═══ Extracted records ═══

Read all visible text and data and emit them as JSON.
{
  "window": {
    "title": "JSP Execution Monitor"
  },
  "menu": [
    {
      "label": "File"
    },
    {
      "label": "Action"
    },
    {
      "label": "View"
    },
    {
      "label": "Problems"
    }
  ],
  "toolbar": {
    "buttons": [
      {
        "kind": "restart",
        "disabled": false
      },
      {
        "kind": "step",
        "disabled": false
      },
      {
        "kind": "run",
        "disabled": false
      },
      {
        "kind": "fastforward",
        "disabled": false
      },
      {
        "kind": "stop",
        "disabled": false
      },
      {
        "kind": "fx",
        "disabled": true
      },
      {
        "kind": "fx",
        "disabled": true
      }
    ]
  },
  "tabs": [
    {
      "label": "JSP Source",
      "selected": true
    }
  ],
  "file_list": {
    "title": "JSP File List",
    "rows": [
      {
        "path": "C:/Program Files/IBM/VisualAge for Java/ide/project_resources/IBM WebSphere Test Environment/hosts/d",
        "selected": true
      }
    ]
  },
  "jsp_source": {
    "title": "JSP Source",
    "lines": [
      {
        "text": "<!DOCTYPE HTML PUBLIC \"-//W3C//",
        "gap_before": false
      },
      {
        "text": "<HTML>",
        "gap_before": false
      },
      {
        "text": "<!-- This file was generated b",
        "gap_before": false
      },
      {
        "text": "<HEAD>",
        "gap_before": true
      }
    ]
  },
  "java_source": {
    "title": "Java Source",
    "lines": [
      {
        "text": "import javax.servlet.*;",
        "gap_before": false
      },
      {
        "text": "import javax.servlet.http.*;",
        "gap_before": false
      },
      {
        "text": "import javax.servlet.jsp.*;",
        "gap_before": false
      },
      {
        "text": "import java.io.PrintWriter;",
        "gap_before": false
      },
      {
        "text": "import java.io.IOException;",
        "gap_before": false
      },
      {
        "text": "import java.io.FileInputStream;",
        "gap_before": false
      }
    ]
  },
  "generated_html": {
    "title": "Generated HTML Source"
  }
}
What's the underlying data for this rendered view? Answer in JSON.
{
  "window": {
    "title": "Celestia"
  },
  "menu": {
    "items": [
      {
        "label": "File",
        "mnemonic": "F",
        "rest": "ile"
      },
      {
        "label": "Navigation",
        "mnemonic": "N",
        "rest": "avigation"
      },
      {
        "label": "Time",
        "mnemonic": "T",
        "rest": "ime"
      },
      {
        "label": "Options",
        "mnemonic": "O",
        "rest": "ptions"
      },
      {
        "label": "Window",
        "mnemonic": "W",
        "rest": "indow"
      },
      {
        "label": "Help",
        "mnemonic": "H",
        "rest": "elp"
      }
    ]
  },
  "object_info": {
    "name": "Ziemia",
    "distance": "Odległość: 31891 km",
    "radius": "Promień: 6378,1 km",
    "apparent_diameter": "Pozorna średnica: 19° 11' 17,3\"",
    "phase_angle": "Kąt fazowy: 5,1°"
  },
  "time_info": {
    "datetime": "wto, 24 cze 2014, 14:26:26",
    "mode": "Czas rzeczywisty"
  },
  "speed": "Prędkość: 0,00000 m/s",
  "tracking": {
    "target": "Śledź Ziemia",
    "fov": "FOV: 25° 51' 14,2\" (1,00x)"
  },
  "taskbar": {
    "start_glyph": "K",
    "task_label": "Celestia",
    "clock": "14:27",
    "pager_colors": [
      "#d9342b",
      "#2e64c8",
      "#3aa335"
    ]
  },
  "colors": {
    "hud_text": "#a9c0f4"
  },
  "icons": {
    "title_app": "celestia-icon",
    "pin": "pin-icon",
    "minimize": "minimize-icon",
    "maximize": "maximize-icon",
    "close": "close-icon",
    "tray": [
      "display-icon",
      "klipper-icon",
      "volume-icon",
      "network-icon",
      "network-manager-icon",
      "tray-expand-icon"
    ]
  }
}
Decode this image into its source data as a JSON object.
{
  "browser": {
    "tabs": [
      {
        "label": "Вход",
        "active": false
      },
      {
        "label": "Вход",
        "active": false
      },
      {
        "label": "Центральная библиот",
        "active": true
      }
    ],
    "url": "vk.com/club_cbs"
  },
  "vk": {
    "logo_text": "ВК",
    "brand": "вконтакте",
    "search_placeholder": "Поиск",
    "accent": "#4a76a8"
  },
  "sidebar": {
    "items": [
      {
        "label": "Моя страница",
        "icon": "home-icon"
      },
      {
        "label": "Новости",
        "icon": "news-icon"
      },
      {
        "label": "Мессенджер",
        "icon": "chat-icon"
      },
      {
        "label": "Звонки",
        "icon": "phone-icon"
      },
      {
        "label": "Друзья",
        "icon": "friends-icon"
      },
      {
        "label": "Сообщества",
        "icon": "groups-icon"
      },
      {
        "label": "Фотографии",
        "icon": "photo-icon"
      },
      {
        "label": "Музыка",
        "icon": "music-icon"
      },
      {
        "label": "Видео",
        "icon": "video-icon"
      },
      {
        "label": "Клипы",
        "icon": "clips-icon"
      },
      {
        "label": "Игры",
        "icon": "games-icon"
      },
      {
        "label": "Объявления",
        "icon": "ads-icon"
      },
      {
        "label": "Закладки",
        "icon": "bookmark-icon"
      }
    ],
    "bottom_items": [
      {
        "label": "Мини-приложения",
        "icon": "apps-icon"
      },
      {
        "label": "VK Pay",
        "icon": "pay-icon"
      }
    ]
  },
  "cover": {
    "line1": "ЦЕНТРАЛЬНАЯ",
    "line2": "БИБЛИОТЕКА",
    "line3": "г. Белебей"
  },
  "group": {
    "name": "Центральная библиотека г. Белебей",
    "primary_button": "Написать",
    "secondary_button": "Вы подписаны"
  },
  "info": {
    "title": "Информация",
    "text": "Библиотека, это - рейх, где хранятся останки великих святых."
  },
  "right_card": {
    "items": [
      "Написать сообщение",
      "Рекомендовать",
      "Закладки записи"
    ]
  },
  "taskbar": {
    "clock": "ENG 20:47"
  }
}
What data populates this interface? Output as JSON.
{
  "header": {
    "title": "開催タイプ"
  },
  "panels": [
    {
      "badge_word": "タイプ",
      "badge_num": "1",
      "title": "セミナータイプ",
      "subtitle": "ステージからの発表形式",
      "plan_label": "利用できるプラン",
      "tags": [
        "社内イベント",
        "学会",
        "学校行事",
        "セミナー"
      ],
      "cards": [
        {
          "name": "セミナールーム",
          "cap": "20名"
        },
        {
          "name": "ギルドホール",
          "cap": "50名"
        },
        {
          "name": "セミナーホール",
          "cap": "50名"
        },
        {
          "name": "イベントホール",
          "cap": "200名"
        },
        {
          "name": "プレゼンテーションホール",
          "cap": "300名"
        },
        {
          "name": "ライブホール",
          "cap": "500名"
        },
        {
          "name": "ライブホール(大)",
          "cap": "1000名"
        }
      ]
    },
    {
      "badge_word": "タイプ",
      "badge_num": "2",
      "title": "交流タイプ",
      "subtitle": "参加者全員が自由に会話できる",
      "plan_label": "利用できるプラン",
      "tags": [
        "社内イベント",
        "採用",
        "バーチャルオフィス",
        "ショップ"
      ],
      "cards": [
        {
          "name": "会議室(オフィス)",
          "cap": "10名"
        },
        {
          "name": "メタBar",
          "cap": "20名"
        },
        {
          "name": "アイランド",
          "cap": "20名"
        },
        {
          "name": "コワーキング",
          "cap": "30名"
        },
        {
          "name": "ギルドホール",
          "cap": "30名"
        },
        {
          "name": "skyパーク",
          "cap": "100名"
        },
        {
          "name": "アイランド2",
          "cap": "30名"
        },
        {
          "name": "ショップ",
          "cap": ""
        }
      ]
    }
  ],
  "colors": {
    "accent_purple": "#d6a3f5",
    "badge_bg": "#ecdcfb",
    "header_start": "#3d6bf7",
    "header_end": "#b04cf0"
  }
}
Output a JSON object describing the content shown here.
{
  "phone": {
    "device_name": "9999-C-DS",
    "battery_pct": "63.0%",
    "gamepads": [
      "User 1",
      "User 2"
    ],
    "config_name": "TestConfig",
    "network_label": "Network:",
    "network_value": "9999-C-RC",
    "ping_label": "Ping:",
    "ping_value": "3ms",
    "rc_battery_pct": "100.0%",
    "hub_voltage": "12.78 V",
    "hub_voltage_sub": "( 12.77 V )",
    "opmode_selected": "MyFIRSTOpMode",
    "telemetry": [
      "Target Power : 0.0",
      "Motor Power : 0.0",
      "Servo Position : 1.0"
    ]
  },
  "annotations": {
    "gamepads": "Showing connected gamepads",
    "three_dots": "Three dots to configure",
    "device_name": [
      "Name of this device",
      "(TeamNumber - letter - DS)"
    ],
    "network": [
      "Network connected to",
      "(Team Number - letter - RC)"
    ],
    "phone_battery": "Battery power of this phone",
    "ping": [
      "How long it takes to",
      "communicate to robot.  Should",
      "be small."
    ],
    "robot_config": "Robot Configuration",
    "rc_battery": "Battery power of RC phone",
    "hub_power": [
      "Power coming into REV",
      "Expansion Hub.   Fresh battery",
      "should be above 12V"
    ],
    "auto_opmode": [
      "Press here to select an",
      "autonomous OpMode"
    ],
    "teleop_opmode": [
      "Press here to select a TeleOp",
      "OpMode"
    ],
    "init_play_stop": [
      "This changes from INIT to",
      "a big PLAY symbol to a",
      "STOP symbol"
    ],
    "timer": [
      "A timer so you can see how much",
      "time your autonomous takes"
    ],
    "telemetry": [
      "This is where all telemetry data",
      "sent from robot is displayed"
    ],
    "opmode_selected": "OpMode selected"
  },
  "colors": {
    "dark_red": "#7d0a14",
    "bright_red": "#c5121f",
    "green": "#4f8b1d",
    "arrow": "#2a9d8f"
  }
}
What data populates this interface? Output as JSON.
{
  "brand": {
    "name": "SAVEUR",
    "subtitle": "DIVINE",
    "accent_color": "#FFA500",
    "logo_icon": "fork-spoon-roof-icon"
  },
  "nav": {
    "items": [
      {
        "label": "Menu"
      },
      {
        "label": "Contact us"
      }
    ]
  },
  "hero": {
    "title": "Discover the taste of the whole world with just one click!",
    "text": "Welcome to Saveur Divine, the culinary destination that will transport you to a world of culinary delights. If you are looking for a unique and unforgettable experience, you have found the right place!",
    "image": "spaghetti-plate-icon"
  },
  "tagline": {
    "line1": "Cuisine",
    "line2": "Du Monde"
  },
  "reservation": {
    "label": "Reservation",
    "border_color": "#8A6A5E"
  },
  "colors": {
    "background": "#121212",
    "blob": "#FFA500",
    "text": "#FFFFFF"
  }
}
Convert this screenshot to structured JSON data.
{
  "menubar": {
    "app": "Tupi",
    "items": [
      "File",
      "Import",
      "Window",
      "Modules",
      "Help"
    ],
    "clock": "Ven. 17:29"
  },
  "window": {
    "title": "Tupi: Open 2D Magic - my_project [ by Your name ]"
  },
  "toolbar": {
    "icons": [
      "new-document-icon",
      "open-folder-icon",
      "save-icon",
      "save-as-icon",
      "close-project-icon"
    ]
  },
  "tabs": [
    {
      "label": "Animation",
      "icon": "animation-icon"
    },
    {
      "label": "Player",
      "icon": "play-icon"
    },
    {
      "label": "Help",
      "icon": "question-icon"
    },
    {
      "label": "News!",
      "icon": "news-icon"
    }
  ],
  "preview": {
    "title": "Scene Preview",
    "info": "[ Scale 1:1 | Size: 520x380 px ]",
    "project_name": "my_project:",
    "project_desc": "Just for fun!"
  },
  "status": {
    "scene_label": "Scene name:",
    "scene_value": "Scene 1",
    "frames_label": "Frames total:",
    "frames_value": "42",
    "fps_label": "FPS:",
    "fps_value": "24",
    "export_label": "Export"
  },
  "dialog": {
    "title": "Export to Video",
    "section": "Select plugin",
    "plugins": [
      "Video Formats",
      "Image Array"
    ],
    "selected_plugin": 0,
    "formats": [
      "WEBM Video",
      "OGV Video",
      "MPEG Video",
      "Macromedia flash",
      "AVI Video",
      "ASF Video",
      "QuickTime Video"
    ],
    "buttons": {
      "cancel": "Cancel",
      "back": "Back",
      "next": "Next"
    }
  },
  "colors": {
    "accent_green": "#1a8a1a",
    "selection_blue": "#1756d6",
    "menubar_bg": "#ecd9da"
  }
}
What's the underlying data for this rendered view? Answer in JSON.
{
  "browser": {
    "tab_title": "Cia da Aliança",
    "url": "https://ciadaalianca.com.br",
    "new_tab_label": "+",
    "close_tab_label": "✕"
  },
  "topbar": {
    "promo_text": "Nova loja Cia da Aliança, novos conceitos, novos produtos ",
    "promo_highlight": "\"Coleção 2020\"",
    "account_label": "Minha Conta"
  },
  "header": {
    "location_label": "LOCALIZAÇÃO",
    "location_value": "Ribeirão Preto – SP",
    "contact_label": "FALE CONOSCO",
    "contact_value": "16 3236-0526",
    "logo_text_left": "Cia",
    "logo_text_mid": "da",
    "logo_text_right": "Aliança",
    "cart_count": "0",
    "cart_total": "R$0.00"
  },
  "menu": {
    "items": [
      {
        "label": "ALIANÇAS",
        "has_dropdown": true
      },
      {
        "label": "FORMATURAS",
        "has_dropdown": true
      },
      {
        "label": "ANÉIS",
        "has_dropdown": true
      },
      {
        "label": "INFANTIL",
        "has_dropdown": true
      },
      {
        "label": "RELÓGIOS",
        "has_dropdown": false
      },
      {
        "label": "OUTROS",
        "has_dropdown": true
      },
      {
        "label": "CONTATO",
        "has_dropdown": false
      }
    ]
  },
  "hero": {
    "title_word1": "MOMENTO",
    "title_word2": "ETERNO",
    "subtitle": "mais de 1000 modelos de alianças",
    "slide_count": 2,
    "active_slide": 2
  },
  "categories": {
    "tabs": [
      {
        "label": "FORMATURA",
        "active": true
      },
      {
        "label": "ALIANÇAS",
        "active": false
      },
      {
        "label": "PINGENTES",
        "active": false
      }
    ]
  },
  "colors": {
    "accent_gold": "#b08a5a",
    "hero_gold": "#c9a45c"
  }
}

═══

**What you have to do**.
Wherever "Написать" shows up in a line, copy that line.

**Solution below**.
    "primary_button": "Написать",
      "Написать сообщение",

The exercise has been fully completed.